● Requirements
Exclude the pictures and return every line exactly as written.

(Records)
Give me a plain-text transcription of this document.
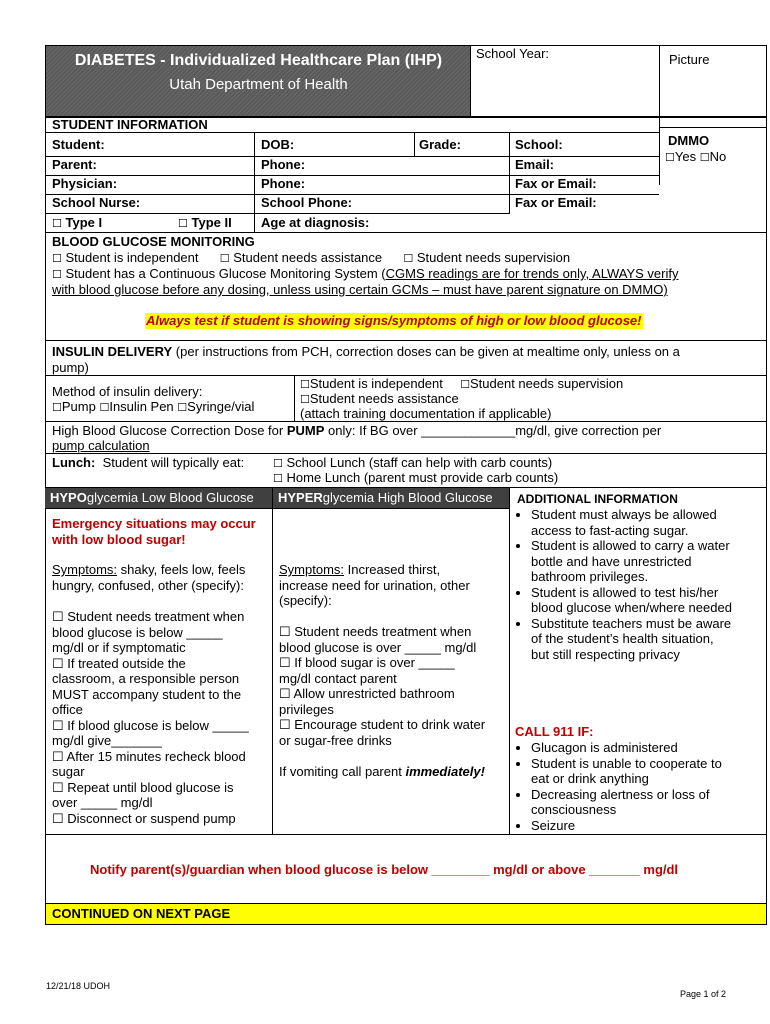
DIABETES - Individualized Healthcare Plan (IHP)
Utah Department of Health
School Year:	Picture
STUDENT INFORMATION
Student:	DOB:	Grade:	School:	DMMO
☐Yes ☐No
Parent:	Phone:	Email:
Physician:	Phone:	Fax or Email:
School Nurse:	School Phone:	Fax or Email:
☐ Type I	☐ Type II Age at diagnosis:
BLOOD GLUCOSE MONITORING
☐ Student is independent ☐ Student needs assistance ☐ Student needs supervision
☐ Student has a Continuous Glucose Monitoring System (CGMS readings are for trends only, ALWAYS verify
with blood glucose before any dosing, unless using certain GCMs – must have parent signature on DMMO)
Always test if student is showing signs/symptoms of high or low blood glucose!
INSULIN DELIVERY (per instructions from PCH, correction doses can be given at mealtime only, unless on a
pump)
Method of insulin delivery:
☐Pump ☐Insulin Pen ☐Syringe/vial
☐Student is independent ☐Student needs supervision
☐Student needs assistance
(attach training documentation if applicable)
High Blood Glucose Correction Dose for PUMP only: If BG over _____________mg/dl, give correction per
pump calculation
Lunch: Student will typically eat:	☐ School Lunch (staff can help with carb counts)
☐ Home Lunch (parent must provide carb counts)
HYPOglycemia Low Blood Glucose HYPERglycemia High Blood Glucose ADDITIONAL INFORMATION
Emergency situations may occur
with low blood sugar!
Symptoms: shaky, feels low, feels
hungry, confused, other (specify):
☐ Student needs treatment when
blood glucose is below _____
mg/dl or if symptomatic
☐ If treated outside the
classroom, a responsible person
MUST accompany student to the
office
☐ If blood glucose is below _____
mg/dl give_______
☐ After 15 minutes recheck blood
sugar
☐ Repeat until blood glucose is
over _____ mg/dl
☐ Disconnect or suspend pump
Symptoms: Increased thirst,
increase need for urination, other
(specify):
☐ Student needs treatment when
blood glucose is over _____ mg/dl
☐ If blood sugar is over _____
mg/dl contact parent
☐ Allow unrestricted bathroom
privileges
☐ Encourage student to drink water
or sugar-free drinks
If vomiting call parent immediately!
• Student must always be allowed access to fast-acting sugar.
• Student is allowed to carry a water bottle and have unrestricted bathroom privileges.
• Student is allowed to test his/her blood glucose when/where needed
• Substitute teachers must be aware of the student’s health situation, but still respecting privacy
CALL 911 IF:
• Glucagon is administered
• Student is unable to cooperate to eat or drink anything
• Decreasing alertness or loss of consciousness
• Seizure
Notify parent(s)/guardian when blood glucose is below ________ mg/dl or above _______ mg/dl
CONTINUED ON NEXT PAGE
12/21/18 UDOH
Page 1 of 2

● Correct output
Give me a plain-text transcription of this document.
DIABETES - Individualized Healthcare Plan (IHP)
Utah Department of Health
School Year:	Picture
STUDENT INFORMATION
Student:	DOB:	Grade:	School:	DMMO
☐Yes ☐No
Parent:	Phone:	Email:
Physician:	Phone:	Fax or Email:
School Nurse:	School Phone:	Fax or Email:
☐ Type I	☐ Type II Age at diagnosis:
BLOOD GLUCOSE MONITORING
☐ Student is independent ☐ Student needs assistance ☐ Student needs supervision
☐ Student has a Continuous Glucose Monitoring System (CGMS readings are for trends only, ALWAYS verify
with blood glucose before any dosing, unless using certain GCMs – must have parent signature on DMMO)
Always test if student is showing signs/symptoms of high or low blood glucose!
INSULIN DELIVERY (per instructions from PCH, correction doses can be given at mealtime only, unless on a
pump)
Method of insulin delivery:
☐Pump ☐Insulin Pen ☐Syringe/vial
☐Student is independent ☐Student needs supervision
☐Student needs assistance
(attach training documentation if applicable)
High Blood Glucose Correction Dose for PUMP only: If BG over _____________mg/dl, give correction per
pump calculation
Lunch: Student will typically eat:	☐ School Lunch (staff can help with carb counts)
☐ Home Lunch (parent must provide carb counts)
HYPOglycemia Low Blood Glucose HYPERglycemia High Blood Glucose ADDITIONAL INFORMATION
Emergency situations may occur
with low blood sugar!
Symptoms: shaky, feels low, feels
hungry, confused, other (specify):
☐ Student needs treatment when
blood glucose is below _____
mg/dl or if symptomatic
☐ If treated outside the
classroom, a responsible person
MUST accompany student to the
office
☐ If blood glucose is below _____
mg/dl give_______
☐ After 15 minutes recheck blood
sugar
☐ Repeat until blood glucose is
over _____ mg/dl
☐ Disconnect or suspend pump
Symptoms: Increased thirst,
increase need for urination, other
(specify):
☐ Student needs treatment when
blood glucose is over _____ mg/dl
☐ If blood sugar is over _____
mg/dl contact parent
☐ Allow unrestricted bathroom
privileges
☐ Encourage student to drink water
or sugar-free drinks
If vomiting call parent immediately!
• Student must always be allowed access to fast-acting sugar.
• Student is allowed to carry a water bottle and have unrestricted bathroom privileges.
• Student is allowed to test his/her blood glucose when/where needed
• Substitute teachers must be aware of the student’s health situation, but still respecting privacy
CALL 911 IF:
• Glucagon is administered
• Student is unable to cooperate to eat or drink anything
• Decreasing alertness or loss of consciousness
• Seizure
Notify parent(s)/guardian when blood glucose is below ________ mg/dl or above _______ mg/dl
CONTINUED ON NEXT PAGE
12/21/18 UDOH
Page 1 of 2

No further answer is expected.